__TASK REQUIREMENTS__
Return the material word for word. Do not include the pictures.

───── EXTRACTED MATERIAL

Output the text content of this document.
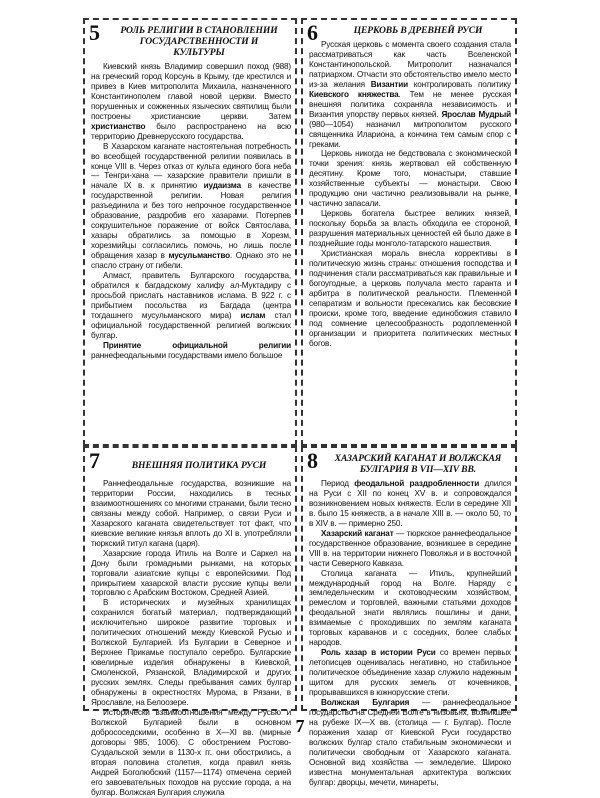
5	РОЛЬ РЕЛИГИИ В СТАНОВЛЕНИИ ГОСУДАРСТВЕННОСТИ И КУЛЬТУРЫ

Киевский князь Владимир совершил поход (988) на греческий город Корсунь в Крыму, где крестился и привез в Киев митрополита Михаила, назначенного Константинополем главой новой церкви. Вместо порушенных и сожженных языческих святилищ были построены христианские церкви. Затем христианство было распространено на всю территорию Древнерусского государства.

В Хазарском каганате настоятельная потребность во всеобщей государственной религии появилась в конце VIII в. Через отказ от культа единого бога неба — Тенгри-хана — хазарские правители пришли в начале IX в. к принятию иудаизма в качестве государственной религии. Новая религия разъединила и без того непрочное государственное образование, раздробив его хазарами. Потерпев сокрушительное поражение от войск Святослава, хазары обратились за помощью в Хорезм, хорезмийцы согласились помочь, но лишь после обращения хазар в мусульманство. Однако это не спасло страну от гибели.

Алмаст, правитель Булгарского государства, обратился к багдадскому халифу ал-Муктадиру с просьбой прислать наставников ислама. В 922 г. с прибытием посольства из Багдада (центра тогдашнего мусульманского мира) ислам стал официальной государственной религией волжских булгар.

Принятие официальной религии раннефеодальными государствами имело большое

6	ЦЕРКОВЬ В ДРЕВНЕЙ РУСИ

Русская церковь с момента своего создания стала рассматриваться как часть Вселенской Константинопольской. Митрополит назначался патриархом. Отчасти это обстоятельство имело место из-за желания Византии контролировать политику Киевского княжества. Тем не менее русская внешняя политика сохраняла независимость и Византия упорству первых князей. Ярослав Мудрый (980—1054) назначил митрополитом русского священника Илариона, а кончина тем самым спор с греками.

Церковь никогда не бедствовала с экономической точки зрения: князь жертвовал ей собственную десятину. Кроме того, монастыри, ставшие хозяйственные субъекты — монастыри. Свою продукцию они частично реализовывали на рынке, частично запасали.

Церковь богатела быстрее великих князей, поскольку борьба за власть обходила ее стороной, разрушения материальных ценностей ей было даже в позднейшие годы монголо-татарского нашествия.

Христианская мораль внесла коррективы в политическую жизнь страны: отношения господства и подчинения стали рассматриваться как правильные и богоугодные, а церковь получала место гаранта и арбитра в политической реальности. Племенной сепаратизм и вольности пресекались как бесовские происки, кроме того, введение единобожия ставило под сомнение целесообразность родоплеменной организации и приоритета политических местных богов.

7	ВНЕШНЯЯ ПОЛИТИКА РУСИ

Раннефеодальные государства, возникшие на территории России, находились в тесных взаимоотношениях со многими странами, были тесно связаны между собой. Например, о связи Руси и Хазарского каганата свидетельствует тот факт, что киевские великие князья вплоть до XI в. употребляли тюркский титул кагана (царя).

Хазарские города Итиль на Волге и Саркел на Дону были громадными рынками, на которых торговали азиатские купцы с европейскими. Под прикрытием хазарской власти русские купцы вели торговлю с Арабским Востоком, Средней Азией.

В исторических и музейных хранилищах сохранился богатый материал, подтверждающий исключительно широкое развитие торговых и политических отношений между Киевской Русью и Волжской Булгарией. Из Булгарии в Северное и Верхнее Прикамье поступало серебро. Булгарские ювелирные изделия обнаружены в Киевской, Смоленской, Рязанской, Владимирской и других русских землях. Следы пребывания самих булгар обнаружены в окрестностях Мурома, в Рязани, в Ярославле, на Белоозере.

Исторически взаимоотношения между Русью и Волжской Булгарией были в основном добрососедскими, особенно в X—XI вв. (мирные договоры 985, 1006). С обострением Ростово-Суздальской земли в 1130-х гг. они обострились, а вторая половина столетия, когда правил князь Андрей Боголюбский (1157—1174) отмечена серией его завоевательных походов на русские города, а на булгар. Волжская Булгария служила

8	ХАЗАРСКИЙ КАГАНАТ И ВОЛЖСКАЯ БУЛГАРИЯ В VII—XIV ВВ.

Период феодальной раздробленности длился на Руси с XII по конец XV в. и сопровождался возникновением новых княжеств. Если в середине XII в. было 15 княжеств, а в начале XIII в. — около 50, то в XIV в. — примерно 250.

Хазарский каганат — тюркское раннефеодальное государственное образование, возникшее в середине VIII в. на территории нижнего Поволжья и в восточной части Северного Кавказа.

Столица каганата — Итиль, крупнейший международный город на Волге. Наряду с земледельческим и скотоводческим хозяйством, ремеслом и торговлей, важными статьями доходов феодальной знати являлись пошлины и дани, взимаемые с проходивших по землям каганата торговых караванов и с соседних, более слабых народов.

Роль хазар в истории Руси со времен первых летописцев оценивалась негативно, но стабильное политическое объединение хазар служило надежным щитом для русских земель от кочевников, прорывавшихся в южнорусские степи.

Волжская Булгария — раннефеодальное государство на Средней Волге в низовьях, возникшее на рубеже IX—X вв. (столица — г. Булгар). После поражения хазар от Киевской Руси государство волжских булгар стало стабильным экономически и политически свободным от Хазарского каганата. Основной вид хозяйства — земледелие. Широко известна монументальная архитектура волжских булгар: дворцы, мечети, минареты,

7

──────────

__OUTPUT FOR THIS TASK__
Output the text content of this document.
5	РОЛЬ РЕЛИГИИ В СТАНОВЛЕНИИ ГОСУДАРСТВЕННОСТИ И КУЛЬТУРЫ

Киевский князь Владимир совершил поход (988) на греческий город Корсунь в Крыму, где крестился и привез в Киев митрополита Михаила, назначенного Константинополем главой новой церкви. Вместо порушенных и сожженных языческих святилищ были построены христианские церкви. Затем христианство было распространено на всю территорию Древнерусского государства.

В Хазарском каганате настоятельная потребность во всеобщей государственной религии появилась в конце VIII в. Через отказ от культа единого бога неба — Тенгри-хана — хазарские правители пришли в начале IX в. к принятию иудаизма в качестве государственной религии. Новая религия разъединила и без того непрочное государственное образование, раздробив его хазарами. Потерпев сокрушительное поражение от войск Святослава, хазары обратились за помощью в Хорезм, хорезмийцы согласились помочь, но лишь после обращения хазар в мусульманство. Однако это не спасло страну от гибели.

Алмаст, правитель Булгарского государства, обратился к багдадскому халифу ал-Муктадиру с просьбой прислать наставников ислама. В 922 г. с прибытием посольства из Багдада (центра тогдашнего мусульманского мира) ислам стал официальной государственной религией волжских булгар.

Принятие официальной религии раннефеодальными государствами имело большое

6	ЦЕРКОВЬ В ДРЕВНЕЙ РУСИ

Русская церковь с момента своего создания стала рассматриваться как часть Вселенской Константинопольской. Митрополит назначался патриархом. Отчасти это обстоятельство имело место из-за желания Византии контролировать политику Киевского княжества. Тем не менее русская внешняя политика сохраняла независимость и Византия упорству первых князей. Ярослав Мудрый (980—1054) назначил митрополитом русского священника Илариона, а кончина тем самым спор с греками.

Церковь никогда не бедствовала с экономической точки зрения: князь жертвовал ей собственную десятину. Кроме того, монастыри, ставшие хозяйственные субъекты — монастыри. Свою продукцию они частично реализовывали на рынке, частично запасали.

Церковь богатела быстрее великих князей, поскольку борьба за власть обходила ее стороной, разрушения материальных ценностей ей было даже в позднейшие годы монголо-татарского нашествия.

Христианская мораль внесла коррективы в политическую жизнь страны: отношения господства и подчинения стали рассматриваться как правильные и богоугодные, а церковь получала место гаранта и арбитра в политической реальности. Племенной сепаратизм и вольности пресекались как бесовские происки, кроме того, введение единобожия ставило под сомнение целесообразность родоплеменной организации и приоритета политических местных богов.

7	ВНЕШНЯЯ ПОЛИТИКА РУСИ

Раннефеодальные государства, возникшие на территории России, находились в тесных взаимоотношениях со многими странами, были тесно связаны между собой. Например, о связи Руси и Хазарского каганата свидетельствует тот факт, что киевские великие князья вплоть до XI в. употребляли тюркский титул кагана (царя).

Хазарские города Итиль на Волге и Саркел на Дону были громадными рынками, на которых торговали азиатские купцы с европейскими. Под прикрытием хазарской власти русские купцы вели торговлю с Арабским Востоком, Средней Азией.

В исторических и музейных хранилищах сохранился богатый материал, подтверждающий исключительно широкое развитие торговых и политических отношений между Киевской Русью и Волжской Булгарией. Из Булгарии в Северное и Верхнее Прикамье поступало серебро. Булгарские ювелирные изделия обнаружены в Киевской, Смоленской, Рязанской, Владимирской и других русских землях. Следы пребывания самих булгар обнаружены в окрестностях Мурома, в Рязани, в Ярославле, на Белоозере.

Исторически взаимоотношения между Русью и Волжской Булгарией были в основном добрососедскими, особенно в X—XI вв. (мирные договоры 985, 1006). С обострением Ростово-Суздальской земли в 1130-х гг. они обострились, а вторая половина столетия, когда правил князь Андрей Боголюбский (1157—1174) отмечена серией его завоевательных походов на русские города, а на булгар. Волжская Булгария служила

8	ХАЗАРСКИЙ КАГАНАТ И ВОЛЖСКАЯ БУЛГАРИЯ В VII—XIV ВВ.

Период феодальной раздробленности длился на Руси с XII по конец XV в. и сопровождался возникновением новых княжеств. Если в середине XII в. было 15 княжеств, а в начале XIII в. — около 50, то в XIV в. — примерно 250.

Хазарский каганат — тюркское раннефеодальное государственное образование, возникшее в середине VIII в. на территории нижнего Поволжья и в восточной части Северного Кавказа.

Столица каганата — Итиль, крупнейший международный город на Волге. Наряду с земледельческим и скотоводческим хозяйством, ремеслом и торговлей, важными статьями доходов феодальной знати являлись пошлины и дани, взимаемые с проходивших по землям каганата торговых караванов и с соседних, более слабых народов.

Роль хазар в истории Руси со времен первых летописцев оценивалась негативно, но стабильное политическое объединение хазар служило надежным щитом для русских земель от кочевников, прорывавшихся в южнорусские степи.

Волжская Булгария — раннефеодальное государство на Средней Волге в низовьях, возникшее на рубеже IX—X вв. (столица — г. Булгар). После поражения хазар от Киевской Руси государство волжских булгар стало стабильным экономически и политически свободным от Хазарского каганата. Основной вид хозяйства — земледелие. Широко известна монументальная архитектура волжских булгар: дворцы, мечети, минареты,

7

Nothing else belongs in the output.